- [SET EXERCISE]: Give the material once more, word for word, without any images.
* BEGIN DATA FOR PROCESSING *
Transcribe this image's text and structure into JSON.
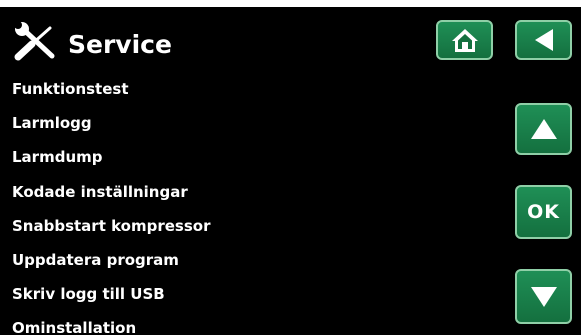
{
  "header": {
    "title": "Service",
    "icon": "wrench-screwdriver-icon"
  },
  "nav": {
    "home_icon": "home-icon",
    "back_icon": "back-arrow-icon",
    "up_icon": "arrow-up-icon",
    "down_icon": "arrow-down-icon",
    "ok_label": "OK"
  },
  "menu": {
    "items": [
      {
        "label": "Funktionstest"
      },
      {
        "label": "Larmlogg"
      },
      {
        "label": "Larmdump"
      },
      {
        "label": "Kodade inställningar"
      },
      {
        "label": "Snabbstart kompressor"
      },
      {
        "label": "Uppdatera program"
      },
      {
        "label": "Skriv logg till USB"
      },
      {
        "label": "Ominstallation"
      }
    ]
  },
  "colors": {
    "background": "#000000",
    "text": "#ffffff",
    "button_fill": "#1a8a4f",
    "button_border": "#8fcfa7"
  }
}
* END DATA FOR PROCESSING *
- [EXERCISE RESPONSE]:
Transcribe this image's text and structure into JSON.
{
  "header": {
    "title": "Service",
    "icon": "wrench-screwdriver-icon"
  },
  "nav": {
    "home_icon": "home-icon",
    "back_icon": "back-arrow-icon",
    "up_icon": "arrow-up-icon",
    "down_icon": "arrow-down-icon",
    "ok_label": "OK"
  },
  "menu": {
    "items": [
      {
        "label": "Funktionstest"
      },
      {
        "label": "Larmlogg"
      },
      {
        "label": "Larmdump"
      },
      {
        "label": "Kodade inställningar"
      },
      {
        "label": "Snabbstart kompressor"
      },
      {
        "label": "Uppdatera program"
      },
      {
        "label": "Skriv logg till USB"
      },
      {
        "label": "Ominstallation"
      }
    ]
  },
  "colors": {
    "background": "#000000",
    "text": "#ffffff",
    "button_fill": "#1a8a4f",
    "button_border": "#8fcfa7"
  }
}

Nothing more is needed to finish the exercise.